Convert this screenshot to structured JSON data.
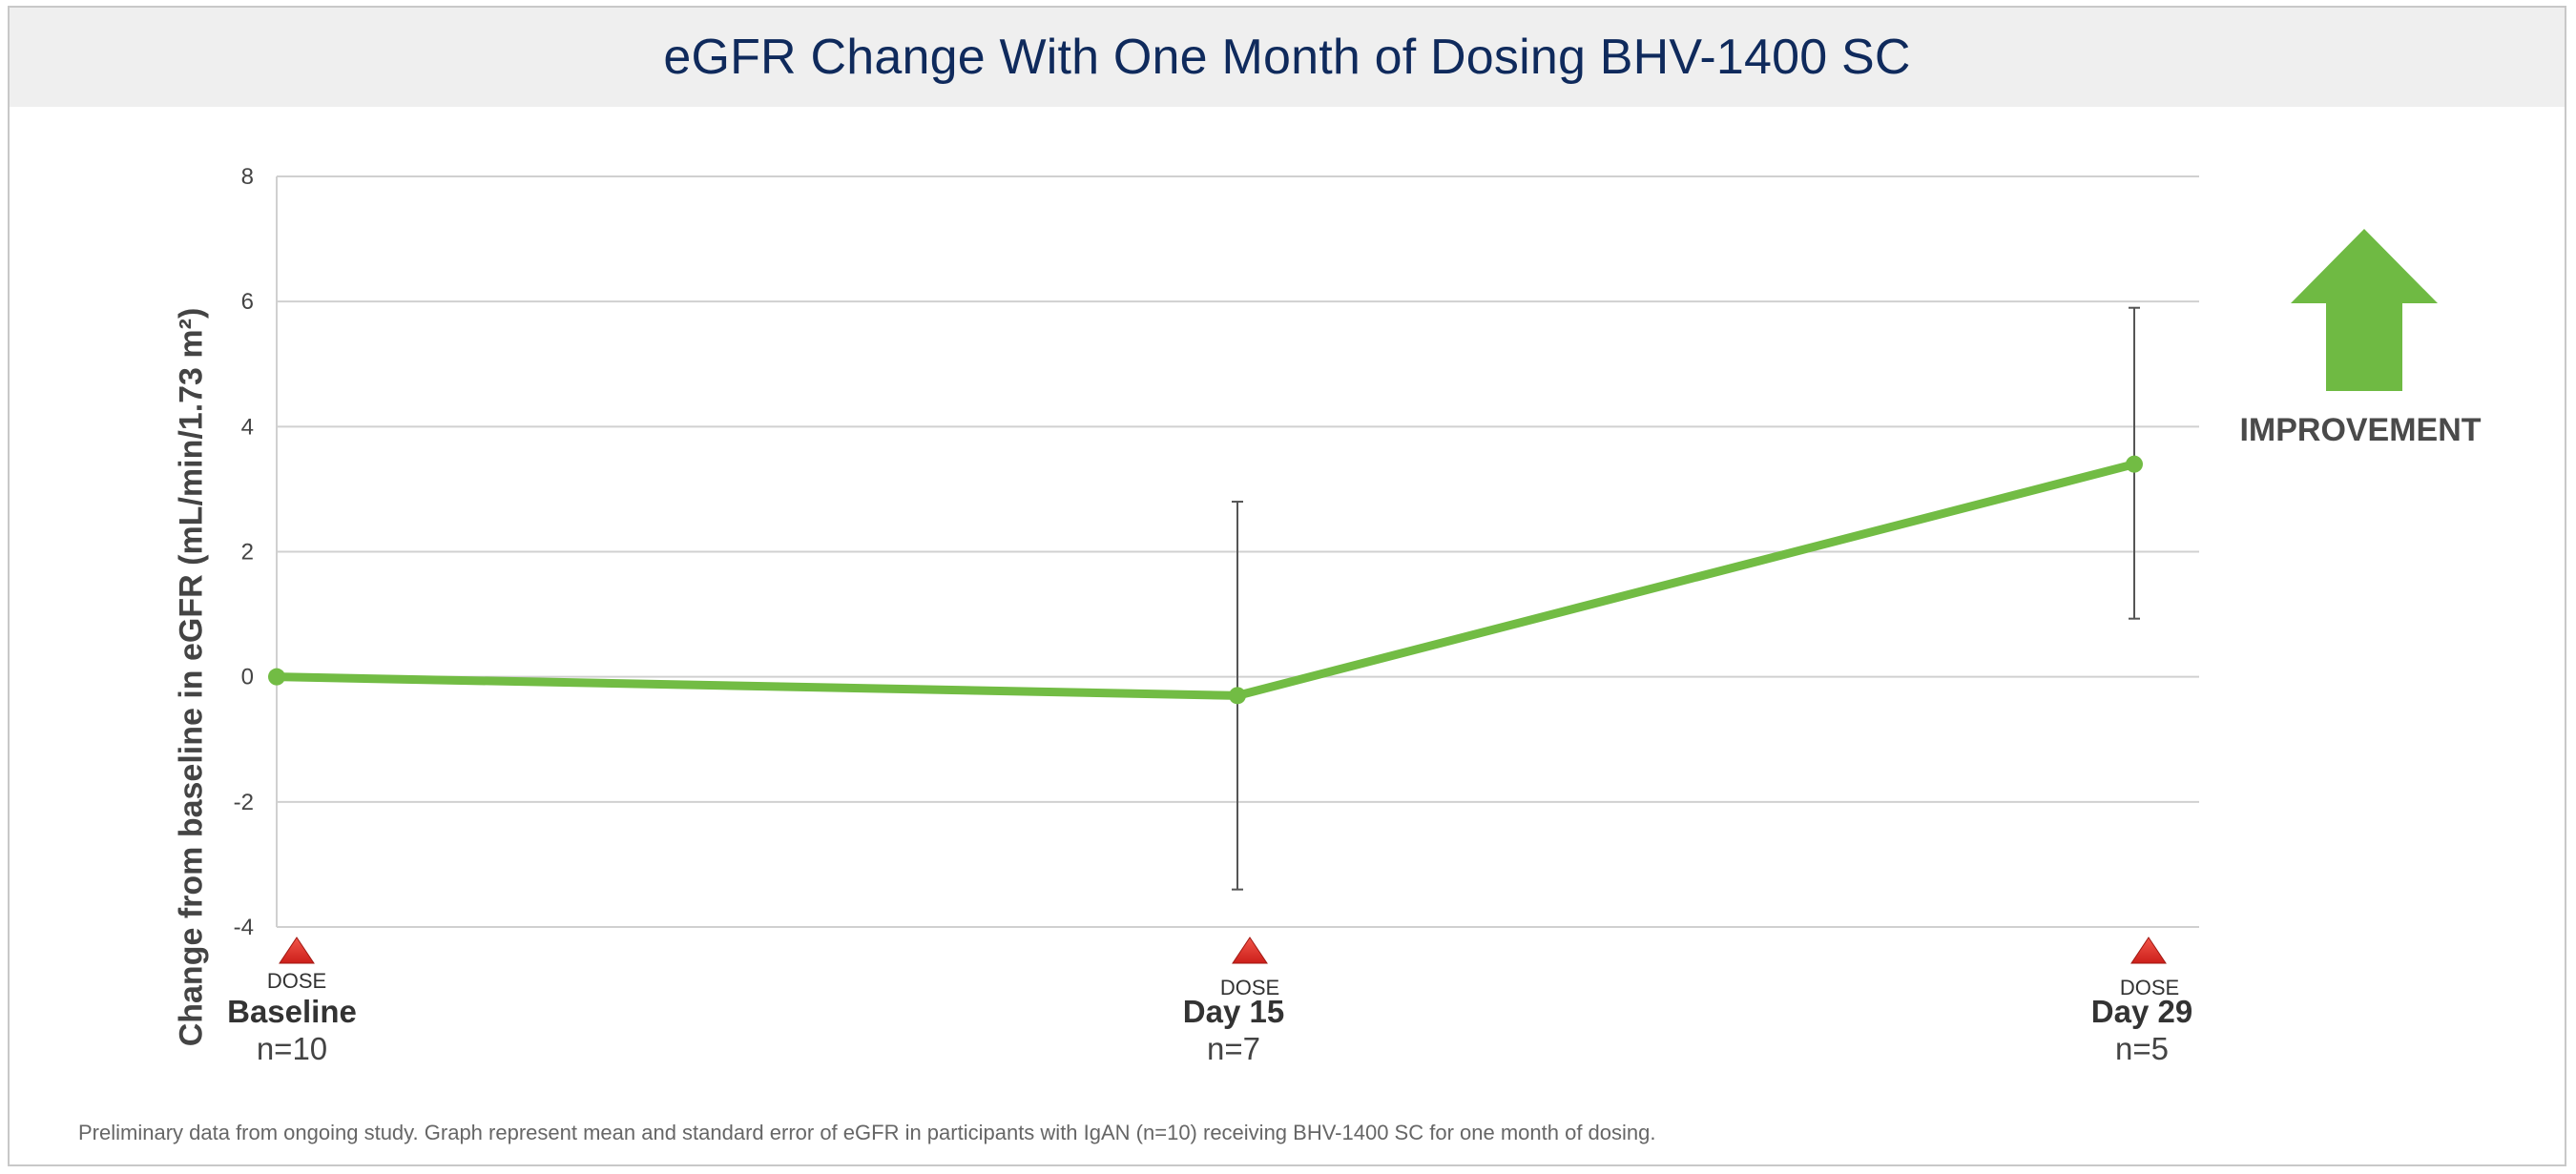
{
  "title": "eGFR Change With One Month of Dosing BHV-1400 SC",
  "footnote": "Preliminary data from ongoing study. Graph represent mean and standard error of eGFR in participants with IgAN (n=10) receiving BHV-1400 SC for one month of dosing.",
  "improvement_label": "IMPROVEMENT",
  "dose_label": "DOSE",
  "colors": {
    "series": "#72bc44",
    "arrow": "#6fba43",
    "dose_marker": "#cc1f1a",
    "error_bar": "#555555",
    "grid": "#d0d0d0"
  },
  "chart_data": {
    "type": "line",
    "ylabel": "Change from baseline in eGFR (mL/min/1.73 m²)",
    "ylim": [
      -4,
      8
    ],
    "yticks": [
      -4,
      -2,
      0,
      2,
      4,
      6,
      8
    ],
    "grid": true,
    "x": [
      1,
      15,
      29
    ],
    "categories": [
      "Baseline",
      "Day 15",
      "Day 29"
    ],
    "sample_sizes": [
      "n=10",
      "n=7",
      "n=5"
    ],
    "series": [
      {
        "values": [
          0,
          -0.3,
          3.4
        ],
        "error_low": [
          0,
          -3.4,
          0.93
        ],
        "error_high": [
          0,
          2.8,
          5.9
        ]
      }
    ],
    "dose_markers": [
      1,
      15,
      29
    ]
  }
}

———

◆ Given problem
Reproduce each entry verbatim, excluding any embedded images.

◆ Expected answer
Convert this screenshot to structured JSON data.
{
  "title": "eGFR Change With One Month of Dosing BHV-1400 SC",
  "footnote": "Preliminary data from ongoing study. Graph represent mean and standard error of eGFR in participants with IgAN (n=10) receiving BHV-1400 SC for one month of dosing.",
  "improvement_label": "IMPROVEMENT",
  "dose_label": "DOSE",
  "colors": {
    "series": "#72bc44",
    "arrow": "#6fba43",
    "dose_marker": "#cc1f1a",
    "error_bar": "#555555",
    "grid": "#d0d0d0"
  },
  "chart_data": {
    "type": "line",
    "ylabel": "Change from baseline in eGFR (mL/min/1.73 m²)",
    "ylim": [
      -4,
      8
    ],
    "yticks": [
      -4,
      -2,
      0,
      2,
      4,
      6,
      8
    ],
    "grid": true,
    "x": [
      1,
      15,
      29
    ],
    "categories": [
      "Baseline",
      "Day 15",
      "Day 29"
    ],
    "sample_sizes": [
      "n=10",
      "n=7",
      "n=5"
    ],
    "series": [
      {
        "values": [
          0,
          -0.3,
          3.4
        ],
        "error_low": [
          0,
          -3.4,
          0.93
        ],
        "error_high": [
          0,
          2.8,
          5.9
        ]
      }
    ],
    "dose_markers": [
      1,
      15,
      29
    ]
  }
}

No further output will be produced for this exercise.